To do
Look below and pull out each line with the word "täsmälleen".

↓↓↓

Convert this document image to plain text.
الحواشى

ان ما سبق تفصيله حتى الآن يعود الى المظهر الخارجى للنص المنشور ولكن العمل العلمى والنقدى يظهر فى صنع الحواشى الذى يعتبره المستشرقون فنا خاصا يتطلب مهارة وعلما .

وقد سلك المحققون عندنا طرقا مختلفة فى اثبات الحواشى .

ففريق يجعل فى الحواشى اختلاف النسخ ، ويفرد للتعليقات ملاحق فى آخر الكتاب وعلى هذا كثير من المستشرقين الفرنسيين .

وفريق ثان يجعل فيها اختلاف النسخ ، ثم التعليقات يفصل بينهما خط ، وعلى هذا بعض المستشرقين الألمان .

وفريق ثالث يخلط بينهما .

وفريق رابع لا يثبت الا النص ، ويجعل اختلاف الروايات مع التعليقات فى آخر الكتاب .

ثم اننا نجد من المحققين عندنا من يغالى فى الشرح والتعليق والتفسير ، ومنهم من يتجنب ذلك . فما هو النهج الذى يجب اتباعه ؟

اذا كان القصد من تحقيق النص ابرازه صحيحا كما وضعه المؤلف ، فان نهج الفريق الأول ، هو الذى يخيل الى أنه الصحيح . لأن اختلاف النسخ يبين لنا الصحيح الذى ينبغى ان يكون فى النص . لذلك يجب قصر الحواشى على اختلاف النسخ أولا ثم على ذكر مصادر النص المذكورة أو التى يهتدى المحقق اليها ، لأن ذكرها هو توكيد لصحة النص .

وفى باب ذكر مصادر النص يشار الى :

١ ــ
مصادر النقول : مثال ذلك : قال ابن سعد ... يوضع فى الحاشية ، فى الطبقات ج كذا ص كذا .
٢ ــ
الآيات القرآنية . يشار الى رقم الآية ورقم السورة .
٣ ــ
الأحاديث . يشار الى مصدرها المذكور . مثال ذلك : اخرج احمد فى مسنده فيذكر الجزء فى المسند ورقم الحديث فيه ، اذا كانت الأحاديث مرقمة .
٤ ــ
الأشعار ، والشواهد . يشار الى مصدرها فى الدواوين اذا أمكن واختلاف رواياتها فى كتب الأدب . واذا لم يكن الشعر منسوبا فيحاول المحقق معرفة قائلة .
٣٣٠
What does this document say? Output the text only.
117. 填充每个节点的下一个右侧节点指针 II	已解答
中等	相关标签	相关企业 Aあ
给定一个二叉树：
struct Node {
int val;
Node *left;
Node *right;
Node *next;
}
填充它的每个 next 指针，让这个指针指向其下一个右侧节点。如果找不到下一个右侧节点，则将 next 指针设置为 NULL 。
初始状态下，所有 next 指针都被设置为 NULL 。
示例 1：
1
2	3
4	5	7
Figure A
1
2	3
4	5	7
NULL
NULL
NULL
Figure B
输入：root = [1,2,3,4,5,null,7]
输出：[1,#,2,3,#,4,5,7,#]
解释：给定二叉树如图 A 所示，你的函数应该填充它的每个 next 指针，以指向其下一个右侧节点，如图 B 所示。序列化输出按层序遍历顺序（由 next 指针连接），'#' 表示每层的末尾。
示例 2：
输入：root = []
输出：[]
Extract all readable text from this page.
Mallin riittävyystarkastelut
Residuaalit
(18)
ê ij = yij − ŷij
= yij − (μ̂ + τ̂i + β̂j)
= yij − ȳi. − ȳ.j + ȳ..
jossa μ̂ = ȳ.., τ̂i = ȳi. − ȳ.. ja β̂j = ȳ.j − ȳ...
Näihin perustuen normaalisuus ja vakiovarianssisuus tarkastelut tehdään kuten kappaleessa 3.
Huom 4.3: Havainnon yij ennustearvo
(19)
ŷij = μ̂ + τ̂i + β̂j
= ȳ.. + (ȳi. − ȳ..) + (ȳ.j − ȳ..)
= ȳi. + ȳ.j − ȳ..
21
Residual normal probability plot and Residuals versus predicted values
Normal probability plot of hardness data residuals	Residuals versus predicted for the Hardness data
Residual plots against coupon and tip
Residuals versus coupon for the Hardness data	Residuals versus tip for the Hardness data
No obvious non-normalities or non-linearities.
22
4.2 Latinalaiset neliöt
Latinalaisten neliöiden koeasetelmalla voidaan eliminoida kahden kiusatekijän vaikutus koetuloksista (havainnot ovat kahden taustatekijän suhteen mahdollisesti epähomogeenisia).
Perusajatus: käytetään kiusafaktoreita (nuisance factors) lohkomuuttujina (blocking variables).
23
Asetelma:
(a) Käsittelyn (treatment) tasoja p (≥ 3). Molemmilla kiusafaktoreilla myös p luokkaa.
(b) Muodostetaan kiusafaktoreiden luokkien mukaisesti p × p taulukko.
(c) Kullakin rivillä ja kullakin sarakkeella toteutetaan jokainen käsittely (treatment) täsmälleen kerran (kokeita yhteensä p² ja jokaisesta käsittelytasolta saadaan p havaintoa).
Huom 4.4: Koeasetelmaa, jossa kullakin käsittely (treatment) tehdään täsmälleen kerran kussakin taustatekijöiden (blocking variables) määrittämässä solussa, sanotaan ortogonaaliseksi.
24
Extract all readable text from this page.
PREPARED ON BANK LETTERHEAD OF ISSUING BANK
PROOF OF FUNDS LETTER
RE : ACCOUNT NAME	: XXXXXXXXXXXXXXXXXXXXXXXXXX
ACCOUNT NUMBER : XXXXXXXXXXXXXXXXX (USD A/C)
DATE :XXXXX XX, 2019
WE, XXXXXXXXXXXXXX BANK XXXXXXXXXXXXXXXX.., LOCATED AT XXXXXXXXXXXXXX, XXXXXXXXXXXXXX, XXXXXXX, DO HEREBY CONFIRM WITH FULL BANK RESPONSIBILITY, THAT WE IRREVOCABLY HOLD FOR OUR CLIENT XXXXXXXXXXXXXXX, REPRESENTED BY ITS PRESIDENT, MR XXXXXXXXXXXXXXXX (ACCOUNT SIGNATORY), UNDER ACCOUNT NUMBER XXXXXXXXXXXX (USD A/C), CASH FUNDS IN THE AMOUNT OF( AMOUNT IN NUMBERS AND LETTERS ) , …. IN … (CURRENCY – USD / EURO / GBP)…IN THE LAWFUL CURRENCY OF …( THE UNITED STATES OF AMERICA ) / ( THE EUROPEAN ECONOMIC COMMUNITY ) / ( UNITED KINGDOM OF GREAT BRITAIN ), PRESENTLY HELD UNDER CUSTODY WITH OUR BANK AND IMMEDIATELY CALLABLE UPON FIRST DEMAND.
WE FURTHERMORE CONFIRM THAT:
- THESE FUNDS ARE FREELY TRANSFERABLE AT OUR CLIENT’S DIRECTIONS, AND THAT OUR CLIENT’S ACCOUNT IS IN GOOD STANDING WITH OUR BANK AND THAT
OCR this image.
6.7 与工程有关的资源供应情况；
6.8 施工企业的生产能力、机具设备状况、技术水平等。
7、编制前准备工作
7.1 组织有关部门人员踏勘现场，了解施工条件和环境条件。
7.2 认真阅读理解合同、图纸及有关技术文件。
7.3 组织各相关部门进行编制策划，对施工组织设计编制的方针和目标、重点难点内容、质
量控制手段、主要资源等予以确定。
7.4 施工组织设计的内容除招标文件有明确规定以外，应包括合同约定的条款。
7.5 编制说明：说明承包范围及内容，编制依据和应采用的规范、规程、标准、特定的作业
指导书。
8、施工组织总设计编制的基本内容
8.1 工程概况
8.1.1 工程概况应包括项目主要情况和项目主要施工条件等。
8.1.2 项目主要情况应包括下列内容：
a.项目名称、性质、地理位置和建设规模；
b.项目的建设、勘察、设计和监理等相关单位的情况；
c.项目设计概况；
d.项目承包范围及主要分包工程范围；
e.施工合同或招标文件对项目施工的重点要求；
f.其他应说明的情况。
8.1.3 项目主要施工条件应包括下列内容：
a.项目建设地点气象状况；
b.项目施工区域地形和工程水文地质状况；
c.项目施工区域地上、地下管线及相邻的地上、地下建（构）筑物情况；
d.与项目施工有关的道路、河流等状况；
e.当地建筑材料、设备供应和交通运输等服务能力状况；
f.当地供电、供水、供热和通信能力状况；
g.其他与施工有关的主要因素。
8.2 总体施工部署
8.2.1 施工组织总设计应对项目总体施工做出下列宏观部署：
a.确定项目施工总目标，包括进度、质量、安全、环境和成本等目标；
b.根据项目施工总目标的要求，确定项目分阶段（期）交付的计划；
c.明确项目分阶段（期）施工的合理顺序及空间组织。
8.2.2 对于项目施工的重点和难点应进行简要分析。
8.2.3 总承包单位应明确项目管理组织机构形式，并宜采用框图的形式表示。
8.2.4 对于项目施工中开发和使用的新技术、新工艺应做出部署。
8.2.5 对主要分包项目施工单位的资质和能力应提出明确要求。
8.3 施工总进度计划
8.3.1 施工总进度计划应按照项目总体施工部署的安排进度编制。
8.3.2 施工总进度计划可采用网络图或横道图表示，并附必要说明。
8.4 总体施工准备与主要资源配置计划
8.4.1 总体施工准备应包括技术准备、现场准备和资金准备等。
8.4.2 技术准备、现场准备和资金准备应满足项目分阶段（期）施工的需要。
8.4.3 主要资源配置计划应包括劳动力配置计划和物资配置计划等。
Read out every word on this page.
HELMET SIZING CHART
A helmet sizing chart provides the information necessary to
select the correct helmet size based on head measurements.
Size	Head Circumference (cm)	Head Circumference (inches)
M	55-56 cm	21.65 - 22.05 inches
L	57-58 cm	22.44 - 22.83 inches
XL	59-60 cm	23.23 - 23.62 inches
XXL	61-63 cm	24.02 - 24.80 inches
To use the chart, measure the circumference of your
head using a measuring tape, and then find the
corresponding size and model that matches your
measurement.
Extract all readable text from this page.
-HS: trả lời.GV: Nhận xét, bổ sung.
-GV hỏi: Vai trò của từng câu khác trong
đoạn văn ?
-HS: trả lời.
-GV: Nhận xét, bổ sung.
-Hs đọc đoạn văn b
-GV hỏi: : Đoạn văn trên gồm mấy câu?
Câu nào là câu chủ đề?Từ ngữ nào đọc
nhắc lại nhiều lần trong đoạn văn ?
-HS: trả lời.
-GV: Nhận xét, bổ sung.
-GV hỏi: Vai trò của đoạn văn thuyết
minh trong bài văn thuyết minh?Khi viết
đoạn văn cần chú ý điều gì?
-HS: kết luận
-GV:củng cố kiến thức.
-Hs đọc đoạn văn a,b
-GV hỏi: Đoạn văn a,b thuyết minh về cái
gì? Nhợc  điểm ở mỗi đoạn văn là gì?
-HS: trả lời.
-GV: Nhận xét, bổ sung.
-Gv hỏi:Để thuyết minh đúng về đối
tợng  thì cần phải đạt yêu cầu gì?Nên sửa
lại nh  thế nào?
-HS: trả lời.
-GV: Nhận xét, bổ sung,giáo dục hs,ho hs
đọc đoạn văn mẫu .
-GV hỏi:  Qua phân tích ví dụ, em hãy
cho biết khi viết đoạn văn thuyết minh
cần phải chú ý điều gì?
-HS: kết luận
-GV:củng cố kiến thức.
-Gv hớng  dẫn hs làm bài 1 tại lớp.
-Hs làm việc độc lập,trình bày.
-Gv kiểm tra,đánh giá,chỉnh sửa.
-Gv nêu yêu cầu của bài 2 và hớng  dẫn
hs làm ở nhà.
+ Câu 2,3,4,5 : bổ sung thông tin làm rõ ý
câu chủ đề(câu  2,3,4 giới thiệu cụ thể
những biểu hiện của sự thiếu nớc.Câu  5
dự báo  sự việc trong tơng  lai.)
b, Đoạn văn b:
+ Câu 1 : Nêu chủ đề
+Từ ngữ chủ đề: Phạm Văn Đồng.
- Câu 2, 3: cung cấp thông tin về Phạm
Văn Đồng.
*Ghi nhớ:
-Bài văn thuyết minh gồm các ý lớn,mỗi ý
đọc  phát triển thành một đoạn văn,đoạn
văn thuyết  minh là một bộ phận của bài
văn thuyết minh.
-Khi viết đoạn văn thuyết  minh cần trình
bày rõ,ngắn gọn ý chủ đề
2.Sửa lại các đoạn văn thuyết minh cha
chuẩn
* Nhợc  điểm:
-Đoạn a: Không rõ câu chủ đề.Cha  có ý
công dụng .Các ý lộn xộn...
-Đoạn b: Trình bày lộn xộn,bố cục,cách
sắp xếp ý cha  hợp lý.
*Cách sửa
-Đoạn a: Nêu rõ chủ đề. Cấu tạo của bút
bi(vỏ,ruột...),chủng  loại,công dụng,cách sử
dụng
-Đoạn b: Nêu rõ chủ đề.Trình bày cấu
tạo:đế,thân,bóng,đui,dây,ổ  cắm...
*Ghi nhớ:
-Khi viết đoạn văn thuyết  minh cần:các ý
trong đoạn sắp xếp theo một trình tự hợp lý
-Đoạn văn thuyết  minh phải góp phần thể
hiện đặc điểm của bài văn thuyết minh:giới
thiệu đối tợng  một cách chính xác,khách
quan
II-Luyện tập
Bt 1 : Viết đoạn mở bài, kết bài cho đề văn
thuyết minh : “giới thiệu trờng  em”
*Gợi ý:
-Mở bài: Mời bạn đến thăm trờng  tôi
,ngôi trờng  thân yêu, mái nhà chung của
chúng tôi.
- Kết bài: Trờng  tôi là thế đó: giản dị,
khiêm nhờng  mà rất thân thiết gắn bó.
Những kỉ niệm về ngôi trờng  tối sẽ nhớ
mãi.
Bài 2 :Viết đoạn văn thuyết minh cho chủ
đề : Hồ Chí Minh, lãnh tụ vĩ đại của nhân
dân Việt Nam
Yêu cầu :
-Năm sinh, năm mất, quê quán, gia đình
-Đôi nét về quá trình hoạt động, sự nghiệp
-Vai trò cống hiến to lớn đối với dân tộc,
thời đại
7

↑↑↑

Solution below
(c) Kullakin rivillä ja kullakin sarakkeella toteutetaan jokainen käsittely (treatment) täsmälleen kerran (kokeita yhteensä p² ja jokaisesta käsittelytasolta saadaan p havaintoa).
Huom 4.4: Koeasetelmaa, jossa kullakin käsittely (treatment) tehdään täsmälleen kerran kussakin taustatekijöiden (blocking variables) määrittämässä solussa, sanotaan ortogonaaliseksi.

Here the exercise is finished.